DATA SHOWN>

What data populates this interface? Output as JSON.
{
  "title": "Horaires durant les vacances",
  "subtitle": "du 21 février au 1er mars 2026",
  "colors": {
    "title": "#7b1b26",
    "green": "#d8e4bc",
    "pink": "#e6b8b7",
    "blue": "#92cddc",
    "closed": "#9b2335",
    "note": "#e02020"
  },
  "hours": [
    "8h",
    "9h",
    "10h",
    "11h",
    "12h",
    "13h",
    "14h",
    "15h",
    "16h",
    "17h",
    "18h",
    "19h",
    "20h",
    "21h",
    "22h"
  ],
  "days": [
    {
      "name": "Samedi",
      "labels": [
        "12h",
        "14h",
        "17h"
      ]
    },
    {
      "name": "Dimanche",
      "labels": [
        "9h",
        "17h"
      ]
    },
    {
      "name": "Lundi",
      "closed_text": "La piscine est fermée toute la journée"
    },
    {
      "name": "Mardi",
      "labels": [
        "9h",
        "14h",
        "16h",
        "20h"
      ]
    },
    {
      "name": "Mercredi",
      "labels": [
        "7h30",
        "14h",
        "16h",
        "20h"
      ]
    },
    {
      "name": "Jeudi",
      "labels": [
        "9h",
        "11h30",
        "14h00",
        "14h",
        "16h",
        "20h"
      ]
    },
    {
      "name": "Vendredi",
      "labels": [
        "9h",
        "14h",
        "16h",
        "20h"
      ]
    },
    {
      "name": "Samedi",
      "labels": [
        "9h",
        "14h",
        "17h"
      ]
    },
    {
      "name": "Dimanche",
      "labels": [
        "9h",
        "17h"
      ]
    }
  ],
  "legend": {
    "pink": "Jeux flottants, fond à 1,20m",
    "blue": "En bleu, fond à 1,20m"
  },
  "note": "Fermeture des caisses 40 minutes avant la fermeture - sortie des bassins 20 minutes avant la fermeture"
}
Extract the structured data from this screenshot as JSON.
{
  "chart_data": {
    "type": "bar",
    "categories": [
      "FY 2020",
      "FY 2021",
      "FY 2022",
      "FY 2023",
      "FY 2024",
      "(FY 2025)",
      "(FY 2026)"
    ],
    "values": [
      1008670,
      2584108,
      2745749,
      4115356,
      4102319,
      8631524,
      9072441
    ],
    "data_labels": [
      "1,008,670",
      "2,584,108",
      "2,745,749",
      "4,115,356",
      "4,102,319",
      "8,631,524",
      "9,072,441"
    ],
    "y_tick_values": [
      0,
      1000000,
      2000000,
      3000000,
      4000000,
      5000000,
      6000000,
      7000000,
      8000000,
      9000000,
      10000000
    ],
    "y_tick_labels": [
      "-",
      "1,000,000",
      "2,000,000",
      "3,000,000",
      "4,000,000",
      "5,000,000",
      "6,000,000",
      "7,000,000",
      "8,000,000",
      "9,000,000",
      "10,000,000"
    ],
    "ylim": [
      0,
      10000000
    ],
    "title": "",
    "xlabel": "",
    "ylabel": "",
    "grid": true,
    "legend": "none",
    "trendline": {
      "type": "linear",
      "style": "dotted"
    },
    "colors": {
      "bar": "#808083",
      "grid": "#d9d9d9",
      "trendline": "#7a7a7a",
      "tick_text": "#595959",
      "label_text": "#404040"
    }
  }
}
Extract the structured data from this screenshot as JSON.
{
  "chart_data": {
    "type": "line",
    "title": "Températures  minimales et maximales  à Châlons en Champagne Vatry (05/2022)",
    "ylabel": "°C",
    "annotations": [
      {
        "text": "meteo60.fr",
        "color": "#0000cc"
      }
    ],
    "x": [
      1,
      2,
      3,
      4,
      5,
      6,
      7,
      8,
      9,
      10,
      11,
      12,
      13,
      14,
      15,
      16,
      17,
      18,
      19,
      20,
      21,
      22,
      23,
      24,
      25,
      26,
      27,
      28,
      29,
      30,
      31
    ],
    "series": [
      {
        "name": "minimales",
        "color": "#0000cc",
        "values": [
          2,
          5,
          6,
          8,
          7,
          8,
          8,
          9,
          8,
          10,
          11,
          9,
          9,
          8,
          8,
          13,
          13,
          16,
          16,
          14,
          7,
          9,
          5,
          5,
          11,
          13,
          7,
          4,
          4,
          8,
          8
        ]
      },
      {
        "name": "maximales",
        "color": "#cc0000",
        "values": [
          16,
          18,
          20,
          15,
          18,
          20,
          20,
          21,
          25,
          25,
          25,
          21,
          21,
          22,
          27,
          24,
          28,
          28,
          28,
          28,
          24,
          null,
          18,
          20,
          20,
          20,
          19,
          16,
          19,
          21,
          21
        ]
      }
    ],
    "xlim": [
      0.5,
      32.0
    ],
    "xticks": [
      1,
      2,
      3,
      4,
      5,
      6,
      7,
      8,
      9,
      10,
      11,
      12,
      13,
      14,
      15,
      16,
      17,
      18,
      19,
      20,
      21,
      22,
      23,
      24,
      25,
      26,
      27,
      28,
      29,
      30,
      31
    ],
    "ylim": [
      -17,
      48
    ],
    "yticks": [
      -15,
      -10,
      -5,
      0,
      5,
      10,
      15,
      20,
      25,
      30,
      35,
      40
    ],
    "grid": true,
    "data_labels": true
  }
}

THE EXERCISE> Look through the entries above for the word "fond". Copy every line where it shows up.

WORKED ANSWER>
    "pink": "Jeux flottants, fond à 1,20m",
    "blue": "En bleu, fond à 1,20m"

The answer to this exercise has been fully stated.